* _Task item_
Can you copy out the whole Ted Alletson article below word for word, leaving out the items that follow it?

* _Selected excerpt_
Ted Alletson

Cricket information
- Batting: Right-handed

Career statistics
| Competition | First-class |
| Matches | 119 |
| Runs scored | 3,217 |
| Batting average | 18.59 |
| 100s/50s | 1/13 |
| Top score | 189 |
| Balls bowled | 1,253 |
| Wickets | 33 |
| Bowling average | 19.03 |
| 5 wickets in innings | 1 |
| 10 wickets in match | 0 |
| Best bowling | 6/74 |
| Catches/stumpings | 74/– |
- Source: CricInfo, 7 November 2022

= Ted Alletson =

English cricketer

Edwin Boaler Alletson (6 March 1884 – 5 July 1963) played English county cricket for Nottinghamshire County Cricket Club during the early years of the 20th century. He was predominantly selected by Nottinghamshire as a right-handed batsman and a not-very-successful fast bowler and, with one exception, his career was unspectacular. Over the 179 innings of his career, he passed 50 runs only 14 times, and converted just one of those 50s to a century.

Alletson secured his place in cricket history with one record-breaking innings played against Sussex County Cricket Club in May 1911. The innings rescued the game for Nottinghamshire and became known as Alletson's Innings. He never repeated this success. His career ended three years later, when he was 30, when cricket was suspended at the onset of World War I. He died in 1963, aged 79.

==Alletson's Innings==

On Saturday, 20 May 1911, Alletson's Nottinghamshire were playing Sussex at Hove. Nottinghamshire were facing defeat when Alletson, a tailender, came out to bat at number nine in the order, with the score 185 for seven. Having conceded a first-innings deficit of 176, Nottinghamshire were only 9 runs ahead. The eighth wicket fell at 258 and the ninth soon followed, leaving Nottinghamshire 260 for nine.

The teams came in for the lunch interval, with Alletson 47 not out. He asked his captain for advice on how to play after the resumption. On being told "I don't think it matters what you do", Alletson replied, "Then I'm not half going to give Killick [a Sussex bowler] some stick." Alletson was known for being a "blocker", but after lunch he attacked the Sussex bowling, particularly Killick's. In a spell of sustained hitting, Alletson broke the world record for runs scored off a single over by hitting Killick for 34, one of his shots smashing the pavilion clock and another "destroying" the pavilion bar. Team-mates later revealed that as the innings developed Killick was frightened to bowl to Alletson in case he clouted the ball straight back at him. Alletson was eventually out having scored a career-best 189.

* _Dataset extract_

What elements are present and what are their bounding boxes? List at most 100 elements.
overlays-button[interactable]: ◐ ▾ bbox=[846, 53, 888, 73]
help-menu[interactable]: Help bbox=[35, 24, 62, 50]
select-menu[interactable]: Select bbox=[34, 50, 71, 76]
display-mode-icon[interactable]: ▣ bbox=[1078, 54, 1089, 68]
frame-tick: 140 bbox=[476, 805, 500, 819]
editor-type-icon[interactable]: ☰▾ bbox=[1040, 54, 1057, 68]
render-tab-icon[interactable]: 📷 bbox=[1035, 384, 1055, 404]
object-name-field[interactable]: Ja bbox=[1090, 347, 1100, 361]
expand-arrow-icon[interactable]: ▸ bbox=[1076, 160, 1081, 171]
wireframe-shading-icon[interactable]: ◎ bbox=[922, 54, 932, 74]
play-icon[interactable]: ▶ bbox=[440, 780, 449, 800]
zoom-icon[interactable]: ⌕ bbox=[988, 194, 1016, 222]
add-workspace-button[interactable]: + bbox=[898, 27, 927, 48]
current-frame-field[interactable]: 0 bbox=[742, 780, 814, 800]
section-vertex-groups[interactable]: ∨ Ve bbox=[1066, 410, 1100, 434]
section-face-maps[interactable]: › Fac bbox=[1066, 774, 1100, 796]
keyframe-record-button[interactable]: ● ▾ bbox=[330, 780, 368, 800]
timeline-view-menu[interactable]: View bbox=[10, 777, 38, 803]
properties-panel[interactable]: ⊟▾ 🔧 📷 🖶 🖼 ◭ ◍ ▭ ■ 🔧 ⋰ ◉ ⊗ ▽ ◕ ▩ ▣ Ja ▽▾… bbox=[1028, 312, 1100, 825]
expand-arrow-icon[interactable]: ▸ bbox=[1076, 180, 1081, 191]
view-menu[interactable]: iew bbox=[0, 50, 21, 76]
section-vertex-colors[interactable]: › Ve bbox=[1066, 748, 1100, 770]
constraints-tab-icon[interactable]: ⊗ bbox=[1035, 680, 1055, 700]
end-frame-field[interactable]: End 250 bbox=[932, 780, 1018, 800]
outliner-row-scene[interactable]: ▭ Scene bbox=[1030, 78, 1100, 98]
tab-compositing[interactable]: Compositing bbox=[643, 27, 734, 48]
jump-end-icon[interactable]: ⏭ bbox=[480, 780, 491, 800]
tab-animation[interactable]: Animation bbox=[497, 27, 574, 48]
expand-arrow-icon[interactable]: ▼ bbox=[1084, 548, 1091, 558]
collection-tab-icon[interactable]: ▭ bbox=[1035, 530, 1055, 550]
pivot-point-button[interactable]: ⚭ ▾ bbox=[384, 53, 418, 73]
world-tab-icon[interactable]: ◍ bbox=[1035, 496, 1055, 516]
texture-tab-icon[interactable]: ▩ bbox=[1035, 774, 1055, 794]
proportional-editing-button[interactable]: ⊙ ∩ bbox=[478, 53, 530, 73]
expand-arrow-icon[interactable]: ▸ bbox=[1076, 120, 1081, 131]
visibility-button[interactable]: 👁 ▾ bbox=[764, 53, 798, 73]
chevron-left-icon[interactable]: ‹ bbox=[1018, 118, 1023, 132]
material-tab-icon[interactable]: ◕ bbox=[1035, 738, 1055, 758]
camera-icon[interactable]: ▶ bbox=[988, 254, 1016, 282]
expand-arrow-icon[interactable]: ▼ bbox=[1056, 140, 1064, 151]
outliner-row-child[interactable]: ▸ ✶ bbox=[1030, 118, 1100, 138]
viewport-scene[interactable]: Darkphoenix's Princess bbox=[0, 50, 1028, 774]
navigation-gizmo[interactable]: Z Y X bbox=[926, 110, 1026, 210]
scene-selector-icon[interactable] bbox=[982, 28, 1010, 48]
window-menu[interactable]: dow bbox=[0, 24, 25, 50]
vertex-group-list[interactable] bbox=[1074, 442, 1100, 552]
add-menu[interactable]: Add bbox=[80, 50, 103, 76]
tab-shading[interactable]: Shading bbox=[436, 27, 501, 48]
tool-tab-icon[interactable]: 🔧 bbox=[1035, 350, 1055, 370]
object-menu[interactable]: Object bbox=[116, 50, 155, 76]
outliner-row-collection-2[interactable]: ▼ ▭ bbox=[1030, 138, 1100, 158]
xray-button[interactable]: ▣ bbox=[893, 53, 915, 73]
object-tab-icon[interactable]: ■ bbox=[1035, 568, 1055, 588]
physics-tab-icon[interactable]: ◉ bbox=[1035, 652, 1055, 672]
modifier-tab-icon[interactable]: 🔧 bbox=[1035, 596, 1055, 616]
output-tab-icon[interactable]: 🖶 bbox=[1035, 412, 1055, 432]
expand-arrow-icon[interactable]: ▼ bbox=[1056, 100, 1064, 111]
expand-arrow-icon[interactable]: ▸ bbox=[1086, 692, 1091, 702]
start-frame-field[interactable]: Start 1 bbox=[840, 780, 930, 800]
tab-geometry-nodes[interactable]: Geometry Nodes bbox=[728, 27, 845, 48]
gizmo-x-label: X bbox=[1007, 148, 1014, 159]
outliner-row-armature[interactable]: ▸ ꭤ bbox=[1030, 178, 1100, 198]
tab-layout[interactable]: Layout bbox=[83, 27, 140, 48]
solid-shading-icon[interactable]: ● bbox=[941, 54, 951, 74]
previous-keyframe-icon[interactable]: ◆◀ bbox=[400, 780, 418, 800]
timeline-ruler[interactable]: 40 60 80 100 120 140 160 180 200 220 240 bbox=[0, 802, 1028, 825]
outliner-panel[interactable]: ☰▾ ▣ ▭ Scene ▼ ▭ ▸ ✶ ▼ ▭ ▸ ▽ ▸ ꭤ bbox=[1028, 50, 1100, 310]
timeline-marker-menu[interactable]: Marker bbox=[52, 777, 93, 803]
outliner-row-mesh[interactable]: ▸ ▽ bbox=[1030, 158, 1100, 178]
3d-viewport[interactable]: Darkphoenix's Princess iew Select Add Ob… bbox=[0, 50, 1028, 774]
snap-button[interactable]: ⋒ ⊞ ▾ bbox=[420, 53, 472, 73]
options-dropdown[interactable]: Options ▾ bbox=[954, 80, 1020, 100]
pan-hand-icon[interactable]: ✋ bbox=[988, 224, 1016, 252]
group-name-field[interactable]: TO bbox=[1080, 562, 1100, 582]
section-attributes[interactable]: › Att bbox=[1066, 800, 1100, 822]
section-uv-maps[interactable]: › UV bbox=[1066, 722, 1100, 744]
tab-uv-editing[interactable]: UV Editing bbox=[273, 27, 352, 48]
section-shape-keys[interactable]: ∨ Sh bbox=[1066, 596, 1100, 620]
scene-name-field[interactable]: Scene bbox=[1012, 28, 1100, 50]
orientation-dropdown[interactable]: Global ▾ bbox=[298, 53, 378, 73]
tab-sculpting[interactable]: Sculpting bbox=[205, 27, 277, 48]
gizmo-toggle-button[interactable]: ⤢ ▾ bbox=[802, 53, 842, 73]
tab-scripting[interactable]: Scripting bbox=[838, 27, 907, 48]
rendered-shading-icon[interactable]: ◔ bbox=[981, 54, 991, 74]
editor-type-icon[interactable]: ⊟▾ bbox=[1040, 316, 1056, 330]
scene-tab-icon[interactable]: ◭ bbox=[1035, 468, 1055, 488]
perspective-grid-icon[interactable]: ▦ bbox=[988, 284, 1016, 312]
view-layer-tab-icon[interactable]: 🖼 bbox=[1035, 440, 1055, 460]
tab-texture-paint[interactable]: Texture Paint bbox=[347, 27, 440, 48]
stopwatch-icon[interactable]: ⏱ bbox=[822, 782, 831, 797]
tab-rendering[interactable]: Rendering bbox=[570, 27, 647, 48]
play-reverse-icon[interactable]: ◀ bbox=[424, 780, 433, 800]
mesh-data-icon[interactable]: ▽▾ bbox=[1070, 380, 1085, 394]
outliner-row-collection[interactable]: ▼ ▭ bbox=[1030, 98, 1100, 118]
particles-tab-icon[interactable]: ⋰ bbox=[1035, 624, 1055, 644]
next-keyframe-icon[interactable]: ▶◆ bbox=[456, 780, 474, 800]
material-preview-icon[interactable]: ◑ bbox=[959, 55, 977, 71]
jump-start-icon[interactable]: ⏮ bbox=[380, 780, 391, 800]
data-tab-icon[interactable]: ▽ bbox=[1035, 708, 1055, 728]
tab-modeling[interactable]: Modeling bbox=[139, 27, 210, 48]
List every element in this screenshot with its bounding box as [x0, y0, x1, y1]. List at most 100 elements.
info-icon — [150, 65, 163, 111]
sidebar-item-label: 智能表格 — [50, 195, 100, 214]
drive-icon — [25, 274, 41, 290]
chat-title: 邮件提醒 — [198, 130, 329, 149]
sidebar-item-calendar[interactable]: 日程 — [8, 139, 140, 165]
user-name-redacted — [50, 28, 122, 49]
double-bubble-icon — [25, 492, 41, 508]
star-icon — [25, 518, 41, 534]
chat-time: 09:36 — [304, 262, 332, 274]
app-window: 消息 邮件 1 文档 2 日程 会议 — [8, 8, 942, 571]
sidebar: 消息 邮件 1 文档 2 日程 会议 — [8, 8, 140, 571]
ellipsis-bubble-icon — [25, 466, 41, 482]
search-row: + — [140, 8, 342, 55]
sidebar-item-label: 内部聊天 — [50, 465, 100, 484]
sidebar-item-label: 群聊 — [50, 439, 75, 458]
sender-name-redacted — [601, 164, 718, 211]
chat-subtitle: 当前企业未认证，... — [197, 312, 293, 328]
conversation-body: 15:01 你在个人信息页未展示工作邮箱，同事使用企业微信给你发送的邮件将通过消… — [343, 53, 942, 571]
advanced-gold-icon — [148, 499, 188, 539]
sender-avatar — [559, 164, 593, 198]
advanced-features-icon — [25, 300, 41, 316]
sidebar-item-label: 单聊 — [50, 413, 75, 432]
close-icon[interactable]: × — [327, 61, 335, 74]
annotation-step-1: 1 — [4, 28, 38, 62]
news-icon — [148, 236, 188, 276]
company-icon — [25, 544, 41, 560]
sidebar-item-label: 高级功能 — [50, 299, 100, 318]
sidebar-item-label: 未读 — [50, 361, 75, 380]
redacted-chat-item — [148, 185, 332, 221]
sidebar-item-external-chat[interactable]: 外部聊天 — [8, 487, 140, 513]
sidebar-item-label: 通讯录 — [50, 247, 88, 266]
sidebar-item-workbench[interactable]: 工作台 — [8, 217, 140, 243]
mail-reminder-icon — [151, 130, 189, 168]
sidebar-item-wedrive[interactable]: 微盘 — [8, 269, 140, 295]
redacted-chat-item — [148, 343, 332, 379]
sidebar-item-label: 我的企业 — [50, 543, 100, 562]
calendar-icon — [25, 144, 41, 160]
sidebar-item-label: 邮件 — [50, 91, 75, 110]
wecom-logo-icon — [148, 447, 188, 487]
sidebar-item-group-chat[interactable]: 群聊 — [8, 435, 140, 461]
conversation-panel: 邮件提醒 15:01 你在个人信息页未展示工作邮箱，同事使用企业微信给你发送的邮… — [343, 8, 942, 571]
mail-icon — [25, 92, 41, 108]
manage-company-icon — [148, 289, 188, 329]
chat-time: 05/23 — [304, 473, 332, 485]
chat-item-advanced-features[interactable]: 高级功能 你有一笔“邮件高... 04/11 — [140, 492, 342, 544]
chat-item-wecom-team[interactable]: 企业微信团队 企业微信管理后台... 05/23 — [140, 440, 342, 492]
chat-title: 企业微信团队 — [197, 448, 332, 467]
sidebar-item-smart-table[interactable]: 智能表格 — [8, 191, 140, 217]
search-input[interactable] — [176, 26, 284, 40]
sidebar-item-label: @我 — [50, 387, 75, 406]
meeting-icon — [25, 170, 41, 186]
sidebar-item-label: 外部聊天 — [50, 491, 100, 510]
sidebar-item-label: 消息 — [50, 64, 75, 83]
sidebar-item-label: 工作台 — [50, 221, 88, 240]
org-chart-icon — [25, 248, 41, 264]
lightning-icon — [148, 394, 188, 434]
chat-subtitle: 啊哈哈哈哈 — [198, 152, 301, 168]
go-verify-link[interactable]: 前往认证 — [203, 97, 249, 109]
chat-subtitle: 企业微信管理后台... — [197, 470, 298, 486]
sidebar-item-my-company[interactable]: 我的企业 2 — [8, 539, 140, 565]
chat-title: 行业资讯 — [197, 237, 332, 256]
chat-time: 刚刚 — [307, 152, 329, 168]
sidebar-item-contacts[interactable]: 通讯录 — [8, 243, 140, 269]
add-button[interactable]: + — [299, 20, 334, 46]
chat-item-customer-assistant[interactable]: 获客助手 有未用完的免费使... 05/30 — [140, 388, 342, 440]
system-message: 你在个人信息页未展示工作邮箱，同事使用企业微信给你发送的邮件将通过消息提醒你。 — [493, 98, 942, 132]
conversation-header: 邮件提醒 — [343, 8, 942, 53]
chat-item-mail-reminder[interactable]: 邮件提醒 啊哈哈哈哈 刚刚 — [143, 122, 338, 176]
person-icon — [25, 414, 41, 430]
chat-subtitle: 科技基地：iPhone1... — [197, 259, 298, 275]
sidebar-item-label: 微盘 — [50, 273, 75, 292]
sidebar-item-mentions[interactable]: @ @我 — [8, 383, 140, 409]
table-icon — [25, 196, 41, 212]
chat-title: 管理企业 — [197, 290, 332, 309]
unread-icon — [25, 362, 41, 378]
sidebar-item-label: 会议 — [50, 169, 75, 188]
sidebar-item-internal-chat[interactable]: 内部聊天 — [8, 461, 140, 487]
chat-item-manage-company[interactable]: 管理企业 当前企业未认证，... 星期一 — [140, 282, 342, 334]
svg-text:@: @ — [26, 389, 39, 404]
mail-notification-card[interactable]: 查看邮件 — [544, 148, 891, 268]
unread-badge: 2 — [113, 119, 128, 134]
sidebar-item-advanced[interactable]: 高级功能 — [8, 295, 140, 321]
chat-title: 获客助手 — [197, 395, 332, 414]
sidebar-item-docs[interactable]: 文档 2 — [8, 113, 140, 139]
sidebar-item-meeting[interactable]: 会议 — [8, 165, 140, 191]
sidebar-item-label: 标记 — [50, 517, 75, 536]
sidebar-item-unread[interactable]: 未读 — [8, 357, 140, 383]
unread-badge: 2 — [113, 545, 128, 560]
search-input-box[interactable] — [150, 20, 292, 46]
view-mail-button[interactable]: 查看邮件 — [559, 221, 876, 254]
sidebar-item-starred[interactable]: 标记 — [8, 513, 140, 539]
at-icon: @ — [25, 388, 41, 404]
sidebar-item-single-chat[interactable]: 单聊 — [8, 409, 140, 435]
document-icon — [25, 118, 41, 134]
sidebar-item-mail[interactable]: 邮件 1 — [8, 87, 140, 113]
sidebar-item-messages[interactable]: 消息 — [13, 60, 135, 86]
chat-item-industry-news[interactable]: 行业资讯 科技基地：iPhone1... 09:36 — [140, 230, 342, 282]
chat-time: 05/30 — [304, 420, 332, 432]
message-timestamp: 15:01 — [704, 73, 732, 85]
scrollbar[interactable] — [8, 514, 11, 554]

* _Solution to the exercise_
Ted Alletson

Cricket information
- Batting: Right-handed

Career statistics
| Competition | First-class |
| Matches | 119 |
| Runs scored | 3,217 |
| Batting average | 18.59 |
| 100s/50s | 1/13 |
| Top score | 189 |
| Balls bowled | 1,253 |
| Wickets | 33 |
| Bowling average | 19.03 |
| 5 wickets in innings | 1 |
| 10 wickets in match | 0 |
| Best bowling | 6/74 |
| Catches/stumpings | 74/– |
- Source: CricInfo, 7 November 2022

= Ted Alletson =

English cricketer

Edwin Boaler Alletson (6 March 1884 – 5 July 1963) played English county cricket for Nottinghamshire County Cricket Club during the early years of the 20th century. He was predominantly selected by Nottinghamshire as a right-handed batsman and a not-very-successful fast bowler and, with one exception, his career was unspectacular. Over the 179 innings of his career, he passed 50 runs only 14 times, and converted just one of those 50s to a century.

Alletson secured his place in cricket history with one record-breaking innings played against Sussex County Cricket Club in May 1911. The innings rescued the game for Nottinghamshire and became known as Alletson's Innings. He never repeated this success. His career ended three years later, when he was 30, when cricket was suspended at the onset of World War I. He died in 1963, aged 79.

==Alletson's Innings==

On Saturday, 20 May 1911, Alletson's Nottinghamshire were playing Sussex at Hove. Nottinghamshire were facing defeat when Alletson, a tailender, came out to bat at number nine in the order, with the score 185 for seven. Having conceded a first-innings deficit of 176, Nottinghamshire were only 9 runs ahead. The eighth wicket fell at 258 and the ninth soon followed, leaving Nottinghamshire 260 for nine.

The teams came in for the lunch interval, with Alletson 47 not out. He asked his captain for advice on how to play after the resumption. On being told "I don't think it matters what you do", Alletson replied, "Then I'm not half going to give Killick [a Sussex bowler] some stick." Alletson was known for being a "blocker", but after lunch he attacked the Sussex bowling, particularly Killick's. In a spell of sustained hitting, Alletson broke the world record for runs scored off a single over by hitting Killick for 34, one of his shots smashing the pavilion clock and another "destroying" the pavilion bar. Team-mates later revealed that as the innings developed Killick was frightened to bowl to Alletson in case he clouted the ball straight back at him. Alletson was eventually out having scored a career-best 189.